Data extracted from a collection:
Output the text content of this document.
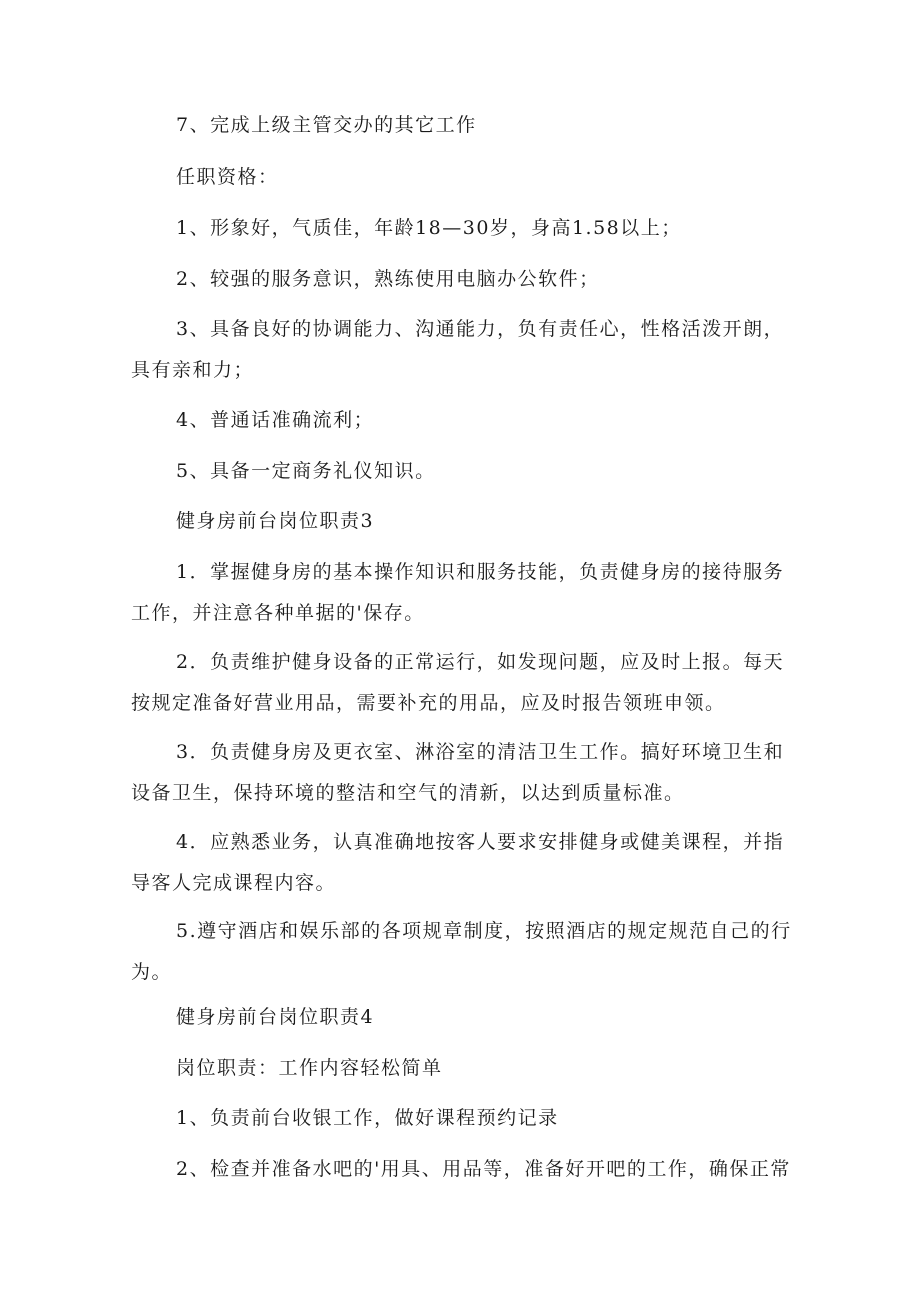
7、完成上级主管交办的其它工作

任职资格：

1、形象好，气质佳，年龄18—30岁，身高1.58以上；

2、较强的服务意识，熟练使用电脑办公软件；

3、具备良好的协调能力、沟通能力，负有责任心，性格活泼开朗，具有亲和力；

4、普通话准确流利；

5、具备一定商务礼仪知识。

健身房前台岗位职责3

1．掌握健身房的基本操作知识和服务技能，负责健身房的接待服务工作，并注意各种单据的'保存。

2．负责维护健身设备的正常运行，如发现问题，应及时上报。每天按规定准备好营业用品，需要补充的用品，应及时报告领班申领。

3．负责健身房及更衣室、淋浴室的清洁卫生工作。搞好环境卫生和设备卫生，保持环境的整洁和空气的清新，以达到质量标准。

4．应熟悉业务，认真准确地按客人要求安排健身或健美课程，并指导客人完成课程内容。

5.遵守酒店和娱乐部的各项规章制度，按照酒店的规定规范自己的行为。

健身房前台岗位职责4

岗位职责：工作内容轻松简单

1、负责前台收银工作，做好课程预约记录

2、检查并准备水吧的'用具、用品等，准备好开吧的工作，确保正常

== Written task ==
Keep the pictures out of the copy and write out the data exactly as it stands.

== Reply ==
Output the text content of this document.
7、完成上级主管交办的其它工作

任职资格：

1、形象好，气质佳，年龄18—30岁，身高1.58以上；

2、较强的服务意识，熟练使用电脑办公软件；

3、具备良好的协调能力、沟通能力，负有责任心，性格活泼开朗，具有亲和力；

4、普通话准确流利；

5、具备一定商务礼仪知识。

健身房前台岗位职责3

1．掌握健身房的基本操作知识和服务技能，负责健身房的接待服务工作，并注意各种单据的'保存。

2．负责维护健身设备的正常运行，如发现问题，应及时上报。每天按规定准备好营业用品，需要补充的用品，应及时报告领班申领。

3．负责健身房及更衣室、淋浴室的清洁卫生工作。搞好环境卫生和设备卫生，保持环境的整洁和空气的清新，以达到质量标准。

4．应熟悉业务，认真准确地按客人要求安排健身或健美课程，并指导客人完成课程内容。

5.遵守酒店和娱乐部的各项规章制度，按照酒店的规定规范自己的行为。

健身房前台岗位职责4

岗位职责：工作内容轻松简单

1、负责前台收银工作，做好课程预约记录

2、检查并准备水吧的'用具、用品等，准备好开吧的工作，确保正常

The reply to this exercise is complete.